# PROBLEM DETAILS:
Below are entries. Pull out all lines containing "Church".

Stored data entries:
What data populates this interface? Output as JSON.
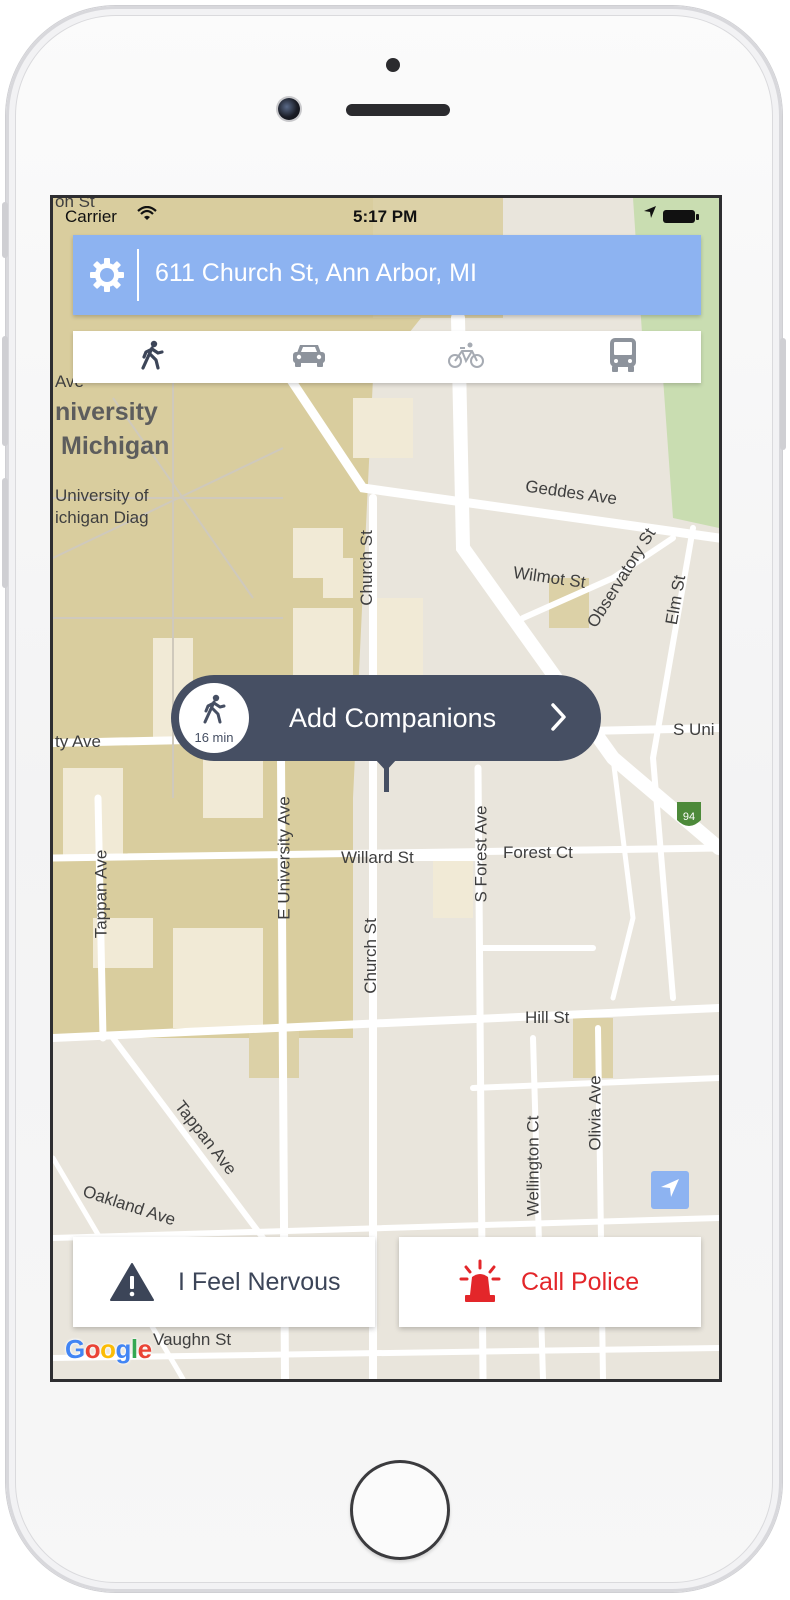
{
  "status_bar": {
    "carrier": "Carrier",
    "time": "5:17 PM"
  },
  "search": {
    "address": "611 Church St, Ann Arbor, MI",
    "settings_icon": "gear-icon"
  },
  "travel_modes": [
    {
      "name": "walk",
      "icon": "walking-icon",
      "active": true
    },
    {
      "name": "car",
      "icon": "car-icon",
      "active": false
    },
    {
      "name": "bike",
      "icon": "bicycle-icon",
      "active": false
    },
    {
      "name": "bus",
      "icon": "bus-icon",
      "active": false
    }
  ],
  "companion_bubble": {
    "label": "Add Companions",
    "eta": "16 min",
    "icon": "walking-icon"
  },
  "actions": {
    "nervous_label": "I Feel Nervous",
    "police_label": "Call Police"
  },
  "map": {
    "labels": {
      "university_line1": "niversity",
      "university_line2": "Michigan",
      "diag_line1": "University of",
      "diag_line2": "ichigan Diag",
      "geddes": "Geddes Ave",
      "wilmot": "Wilmot St",
      "observatory": "Observatory St",
      "elm": "Elm St",
      "church_top": "Church St",
      "church_bottom": "Church St",
      "s_uni": "S Uni",
      "ty_ave": "ty Ave",
      "willard": "Willard St",
      "forest_ct": "Forest Ct",
      "s_forest": "S Forest Ave",
      "e_university": "E University Ave",
      "tappan_left": "Tappan Ave",
      "tappan_diag": "Tappan Ave",
      "hill": "Hill St",
      "wellington": "Wellington Ct",
      "olivia": "Olivia Ave",
      "oakland": "Oakland Ave",
      "vaughn": "Vaughn St",
      "highway": "94",
      "ave_top": "Ave",
      "on_st": "on St"
    },
    "brand": [
      "G",
      "o",
      "o",
      "g",
      "l",
      "e"
    ]
  },
  "colors": {
    "accent_blue": "#8db3f1",
    "bubble": "#464f63",
    "police_red": "#e3262a",
    "icon_dark": "#3c4558"
  }
}
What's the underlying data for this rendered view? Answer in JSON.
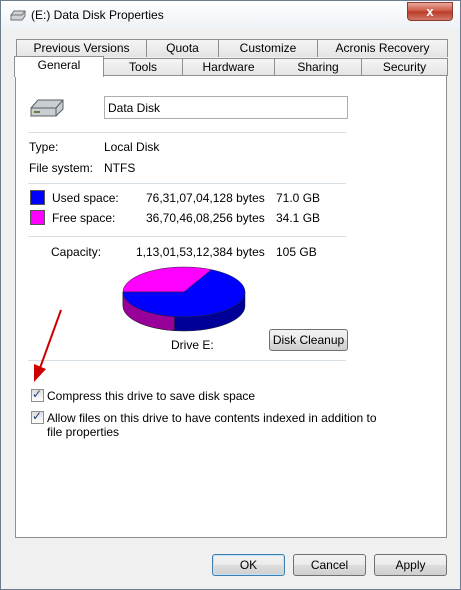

# SOLUTION TO THE EXERCISE:
    "address": "611 Church St, Ann Arbor, MI",
      "church_top": "Church St",
      "church_bottom": "Church St",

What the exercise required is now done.